start

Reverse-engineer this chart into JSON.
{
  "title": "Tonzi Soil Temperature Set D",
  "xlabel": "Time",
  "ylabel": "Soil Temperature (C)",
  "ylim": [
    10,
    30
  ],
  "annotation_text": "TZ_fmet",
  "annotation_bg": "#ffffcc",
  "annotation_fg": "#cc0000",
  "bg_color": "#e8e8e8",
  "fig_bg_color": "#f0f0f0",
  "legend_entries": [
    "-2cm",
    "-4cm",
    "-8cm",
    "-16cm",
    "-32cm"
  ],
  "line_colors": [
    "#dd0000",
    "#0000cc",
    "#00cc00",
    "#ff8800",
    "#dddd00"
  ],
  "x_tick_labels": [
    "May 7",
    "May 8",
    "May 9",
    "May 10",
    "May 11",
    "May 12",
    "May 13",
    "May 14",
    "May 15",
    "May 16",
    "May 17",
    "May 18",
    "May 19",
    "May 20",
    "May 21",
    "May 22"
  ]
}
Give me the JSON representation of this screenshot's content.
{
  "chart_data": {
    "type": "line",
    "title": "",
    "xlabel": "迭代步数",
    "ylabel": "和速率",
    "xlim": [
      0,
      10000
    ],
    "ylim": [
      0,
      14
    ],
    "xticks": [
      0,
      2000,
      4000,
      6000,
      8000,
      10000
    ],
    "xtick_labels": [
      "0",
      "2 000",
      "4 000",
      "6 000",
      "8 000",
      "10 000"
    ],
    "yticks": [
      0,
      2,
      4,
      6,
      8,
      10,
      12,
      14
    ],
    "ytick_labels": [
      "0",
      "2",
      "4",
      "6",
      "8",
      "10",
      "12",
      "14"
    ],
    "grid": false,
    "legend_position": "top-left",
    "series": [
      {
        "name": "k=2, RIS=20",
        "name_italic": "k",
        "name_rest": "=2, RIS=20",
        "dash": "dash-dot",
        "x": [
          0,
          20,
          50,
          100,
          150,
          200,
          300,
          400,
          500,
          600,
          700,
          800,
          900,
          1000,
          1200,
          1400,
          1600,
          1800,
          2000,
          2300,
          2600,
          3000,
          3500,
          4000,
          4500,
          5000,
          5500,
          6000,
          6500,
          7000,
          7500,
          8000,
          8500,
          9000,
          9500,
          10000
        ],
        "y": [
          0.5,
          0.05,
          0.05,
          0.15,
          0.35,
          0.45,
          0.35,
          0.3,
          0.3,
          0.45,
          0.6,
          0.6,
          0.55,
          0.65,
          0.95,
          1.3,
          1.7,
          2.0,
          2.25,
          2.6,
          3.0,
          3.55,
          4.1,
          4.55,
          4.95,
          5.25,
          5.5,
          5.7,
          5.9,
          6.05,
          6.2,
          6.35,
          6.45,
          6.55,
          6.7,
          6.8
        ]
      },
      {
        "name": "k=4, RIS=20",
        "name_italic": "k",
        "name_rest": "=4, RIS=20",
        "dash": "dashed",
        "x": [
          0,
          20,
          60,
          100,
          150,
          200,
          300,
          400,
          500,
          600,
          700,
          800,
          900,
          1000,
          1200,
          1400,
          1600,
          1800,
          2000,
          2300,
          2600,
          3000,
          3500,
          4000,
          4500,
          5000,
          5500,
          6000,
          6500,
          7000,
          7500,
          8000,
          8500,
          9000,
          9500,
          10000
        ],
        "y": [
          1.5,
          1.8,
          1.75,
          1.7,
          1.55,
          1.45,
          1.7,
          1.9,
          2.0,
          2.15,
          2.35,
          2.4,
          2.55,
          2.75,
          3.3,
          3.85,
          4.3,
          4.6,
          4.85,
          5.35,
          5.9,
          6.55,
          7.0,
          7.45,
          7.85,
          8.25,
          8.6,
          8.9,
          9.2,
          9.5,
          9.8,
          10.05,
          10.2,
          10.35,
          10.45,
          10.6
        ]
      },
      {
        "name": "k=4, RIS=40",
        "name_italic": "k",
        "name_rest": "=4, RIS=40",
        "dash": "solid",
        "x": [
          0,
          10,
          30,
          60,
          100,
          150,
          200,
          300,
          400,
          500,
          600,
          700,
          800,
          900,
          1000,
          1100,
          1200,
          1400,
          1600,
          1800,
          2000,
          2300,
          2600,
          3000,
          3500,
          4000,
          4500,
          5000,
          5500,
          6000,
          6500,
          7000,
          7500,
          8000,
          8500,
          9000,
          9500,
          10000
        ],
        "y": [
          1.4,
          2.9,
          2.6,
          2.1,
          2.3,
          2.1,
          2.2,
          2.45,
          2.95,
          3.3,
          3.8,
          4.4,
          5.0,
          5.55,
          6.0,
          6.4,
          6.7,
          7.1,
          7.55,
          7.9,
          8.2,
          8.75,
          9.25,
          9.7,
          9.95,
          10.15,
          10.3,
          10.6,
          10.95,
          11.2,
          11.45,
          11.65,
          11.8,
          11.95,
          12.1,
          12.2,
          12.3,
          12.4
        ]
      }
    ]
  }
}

end

▶ [Exercise goal] Look through the data above. Find each line with the string "dash" and copy it.

▶ [Result for this task]
        "dash": "dash-dot",
        "dash": "dashed",
        "dash": "solid",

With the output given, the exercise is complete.